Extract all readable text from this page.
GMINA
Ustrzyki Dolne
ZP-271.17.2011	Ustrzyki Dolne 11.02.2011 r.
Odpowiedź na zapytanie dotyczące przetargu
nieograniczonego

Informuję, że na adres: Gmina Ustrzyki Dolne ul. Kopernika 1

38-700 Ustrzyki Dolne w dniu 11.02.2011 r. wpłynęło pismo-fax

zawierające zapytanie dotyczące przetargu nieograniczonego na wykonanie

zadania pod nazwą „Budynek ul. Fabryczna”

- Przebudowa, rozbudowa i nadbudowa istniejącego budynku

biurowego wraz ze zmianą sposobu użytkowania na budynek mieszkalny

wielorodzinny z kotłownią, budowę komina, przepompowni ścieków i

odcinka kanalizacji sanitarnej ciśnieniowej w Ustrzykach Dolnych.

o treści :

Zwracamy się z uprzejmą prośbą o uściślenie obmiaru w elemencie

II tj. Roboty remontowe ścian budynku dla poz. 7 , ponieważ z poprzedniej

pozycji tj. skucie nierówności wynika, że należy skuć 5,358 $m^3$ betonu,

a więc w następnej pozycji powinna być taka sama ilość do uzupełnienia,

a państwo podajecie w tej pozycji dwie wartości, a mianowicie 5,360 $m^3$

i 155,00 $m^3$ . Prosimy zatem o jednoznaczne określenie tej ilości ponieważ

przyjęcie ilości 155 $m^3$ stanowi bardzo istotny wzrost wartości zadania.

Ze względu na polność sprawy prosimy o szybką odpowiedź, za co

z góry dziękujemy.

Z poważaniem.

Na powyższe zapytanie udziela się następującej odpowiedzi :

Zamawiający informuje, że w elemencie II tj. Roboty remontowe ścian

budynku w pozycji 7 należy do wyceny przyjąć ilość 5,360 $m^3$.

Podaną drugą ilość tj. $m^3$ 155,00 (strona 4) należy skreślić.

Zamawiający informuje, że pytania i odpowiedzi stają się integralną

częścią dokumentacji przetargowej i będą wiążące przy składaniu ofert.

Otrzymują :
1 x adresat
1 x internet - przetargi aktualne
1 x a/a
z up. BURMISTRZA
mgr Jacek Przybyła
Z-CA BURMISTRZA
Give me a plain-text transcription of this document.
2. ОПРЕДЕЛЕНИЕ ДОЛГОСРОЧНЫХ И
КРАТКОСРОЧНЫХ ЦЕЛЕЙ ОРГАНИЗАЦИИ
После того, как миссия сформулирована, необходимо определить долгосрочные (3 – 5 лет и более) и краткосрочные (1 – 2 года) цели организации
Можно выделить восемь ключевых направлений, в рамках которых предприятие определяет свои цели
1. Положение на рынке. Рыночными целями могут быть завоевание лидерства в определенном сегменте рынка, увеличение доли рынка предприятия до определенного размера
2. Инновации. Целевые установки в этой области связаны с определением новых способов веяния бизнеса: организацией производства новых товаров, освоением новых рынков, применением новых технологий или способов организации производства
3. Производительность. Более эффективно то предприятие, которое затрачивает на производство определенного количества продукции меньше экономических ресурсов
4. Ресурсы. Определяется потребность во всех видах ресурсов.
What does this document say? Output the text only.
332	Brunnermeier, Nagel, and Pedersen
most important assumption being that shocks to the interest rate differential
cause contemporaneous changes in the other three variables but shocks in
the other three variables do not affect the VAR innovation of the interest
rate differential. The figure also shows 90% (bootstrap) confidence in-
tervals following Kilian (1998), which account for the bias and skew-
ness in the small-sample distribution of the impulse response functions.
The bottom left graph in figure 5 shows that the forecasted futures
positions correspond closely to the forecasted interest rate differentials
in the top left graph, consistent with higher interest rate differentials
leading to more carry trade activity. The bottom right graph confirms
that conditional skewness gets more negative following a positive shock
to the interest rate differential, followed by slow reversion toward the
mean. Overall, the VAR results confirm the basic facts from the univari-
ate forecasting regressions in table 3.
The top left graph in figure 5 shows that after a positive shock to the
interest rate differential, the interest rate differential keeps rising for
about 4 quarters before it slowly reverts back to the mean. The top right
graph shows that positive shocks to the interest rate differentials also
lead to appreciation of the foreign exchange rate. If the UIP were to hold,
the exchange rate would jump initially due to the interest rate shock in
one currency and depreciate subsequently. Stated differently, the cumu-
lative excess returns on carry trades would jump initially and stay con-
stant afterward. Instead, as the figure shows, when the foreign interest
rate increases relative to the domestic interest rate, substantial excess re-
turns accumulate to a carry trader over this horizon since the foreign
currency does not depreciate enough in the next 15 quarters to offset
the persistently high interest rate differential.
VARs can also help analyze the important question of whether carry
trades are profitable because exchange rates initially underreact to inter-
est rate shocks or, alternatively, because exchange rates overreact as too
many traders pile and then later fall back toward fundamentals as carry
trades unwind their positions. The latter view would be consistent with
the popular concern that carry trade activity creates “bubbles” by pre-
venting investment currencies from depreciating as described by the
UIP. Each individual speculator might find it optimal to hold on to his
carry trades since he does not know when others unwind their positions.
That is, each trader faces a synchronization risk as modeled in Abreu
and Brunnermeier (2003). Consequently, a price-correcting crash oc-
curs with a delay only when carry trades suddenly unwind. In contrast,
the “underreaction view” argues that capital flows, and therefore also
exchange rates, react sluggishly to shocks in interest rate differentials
++++++
Requirement → Exactly as written, please output every entry.

Worked solution →
Extract all readable text from this page.
GMINA
Ustrzyki Dolne
ZP-271.17.2011	Ustrzyki Dolne 11.02.2011 r.
Odpowiedź na zapytanie dotyczące przetargu
nieograniczonego

Informuję, że na adres: Gmina Ustrzyki Dolne ul. Kopernika 1

38-700 Ustrzyki Dolne w dniu 11.02.2011 r. wpłynęło pismo-fax

zawierające zapytanie dotyczące przetargu nieograniczonego na wykonanie

zadania pod nazwą „Budynek ul. Fabryczna”

- Przebudowa, rozbudowa i nadbudowa istniejącego budynku

biurowego wraz ze zmianą sposobu użytkowania na budynek mieszkalny

wielorodzinny z kotłownią, budowę komina, przepompowni ścieków i

odcinka kanalizacji sanitarnej ciśnieniowej w Ustrzykach Dolnych.

o treści :

Zwracamy się z uprzejmą prośbą o uściślenie obmiaru w elemencie

II tj. Roboty remontowe ścian budynku dla poz. 7 , ponieważ z poprzedniej

pozycji tj. skucie nierówności wynika, że należy skuć 5,358 $m^3$ betonu,

a więc w następnej pozycji powinna być taka sama ilość do uzupełnienia,

a państwo podajecie w tej pozycji dwie wartości, a mianowicie 5,360 $m^3$

i 155,00 $m^3$ . Prosimy zatem o jednoznaczne określenie tej ilości ponieważ

przyjęcie ilości 155 $m^3$ stanowi bardzo istotny wzrost wartości zadania.

Ze względu na polność sprawy prosimy o szybką odpowiedź, za co

z góry dziękujemy.

Z poważaniem.

Na powyższe zapytanie udziela się następującej odpowiedzi :

Zamawiający informuje, że w elemencie II tj. Roboty remontowe ścian

budynku w pozycji 7 należy do wyceny przyjąć ilość 5,360 $m^3$.

Podaną drugą ilość tj. $m^3$ 155,00 (strona 4) należy skreślić.

Zamawiający informuje, że pytania i odpowiedzi stają się integralną

częścią dokumentacji przetargowej i będą wiążące przy składaniu ofert.

Otrzymują :
1 x adresat
1 x internet - przetargi aktualne
1 x a/a
z up. BURMISTRZA
mgr Jacek Przybyła
Z-CA BURMISTRZA
Give me a plain-text transcription of this document.
2. ОПРЕДЕЛЕНИЕ ДОЛГОСРОЧНЫХ И
КРАТКОСРОЧНЫХ ЦЕЛЕЙ ОРГАНИЗАЦИИ
После того, как миссия сформулирована, необходимо определить долгосрочные (3 – 5 лет и более) и краткосрочные (1 – 2 года) цели организации
Можно выделить восемь ключевых направлений, в рамках которых предприятие определяет свои цели
1. Положение на рынке. Рыночными целями могут быть завоевание лидерства в определенном сегменте рынка, увеличение доли рынка предприятия до определенного размера
2. Инновации. Целевые установки в этой области связаны с определением новых способов веяния бизнеса: организацией производства новых товаров, освоением новых рынков, применением новых технологий или способов организации производства
3. Производительность. Более эффективно то предприятие, которое затрачивает на производство определенного количества продукции меньше экономических ресурсов
4. Ресурсы. Определяется потребность во всех видах ресурсов.
What does this document say? Output the text only.
332	Brunnermeier, Nagel, and Pedersen
most important assumption being that shocks to the interest rate differential
cause contemporaneous changes in the other three variables but shocks in
the other three variables do not affect the VAR innovation of the interest
rate differential. The figure also shows 90% (bootstrap) confidence in-
tervals following Kilian (1998), which account for the bias and skew-
ness in the small-sample distribution of the impulse response functions.
The bottom left graph in figure 5 shows that the forecasted futures
positions correspond closely to the forecasted interest rate differentials
in the top left graph, consistent with higher interest rate differentials
leading to more carry trade activity. The bottom right graph confirms
that conditional skewness gets more negative following a positive shock
to the interest rate differential, followed by slow reversion toward the
mean. Overall, the VAR results confirm the basic facts from the univari-
ate forecasting regressions in table 3.
The top left graph in figure 5 shows that after a positive shock to the
interest rate differential, the interest rate differential keeps rising for
about 4 quarters before it slowly reverts back to the mean. The top right
graph shows that positive shocks to the interest rate differentials also
lead to appreciation of the foreign exchange rate. If the UIP were to hold,
the exchange rate would jump initially due to the interest rate shock in
one currency and depreciate subsequently. Stated differently, the cumu-
lative excess returns on carry trades would jump initially and stay con-
stant afterward. Instead, as the figure shows, when the foreign interest
rate increases relative to the domestic interest rate, substantial excess re-
turns accumulate to a carry trader over this horizon since the foreign
currency does not depreciate enough in the next 15 quarters to offset
the persistently high interest rate differential.
VARs can also help analyze the important question of whether carry
trades are profitable because exchange rates initially underreact to inter-
est rate shocks or, alternatively, because exchange rates overreact as too
many traders pile and then later fall back toward fundamentals as carry
trades unwind their positions. The latter view would be consistent with
the popular concern that carry trade activity creates “bubbles” by pre-
venting investment currencies from depreciating as described by the
UIP. Each individual speculator might find it optimal to hold on to his
carry trades since he does not know when others unwind their positions.
That is, each trader faces a synchronization risk as modeled in Abreu
and Brunnermeier (2003). Consequently, a price-correcting crash oc-
curs with a delay only when carry trades suddenly unwind. In contrast,
the “underreaction view” argues that capital flows, and therefore also
exchange rates, react sluggishly to shocks in interest rate differentials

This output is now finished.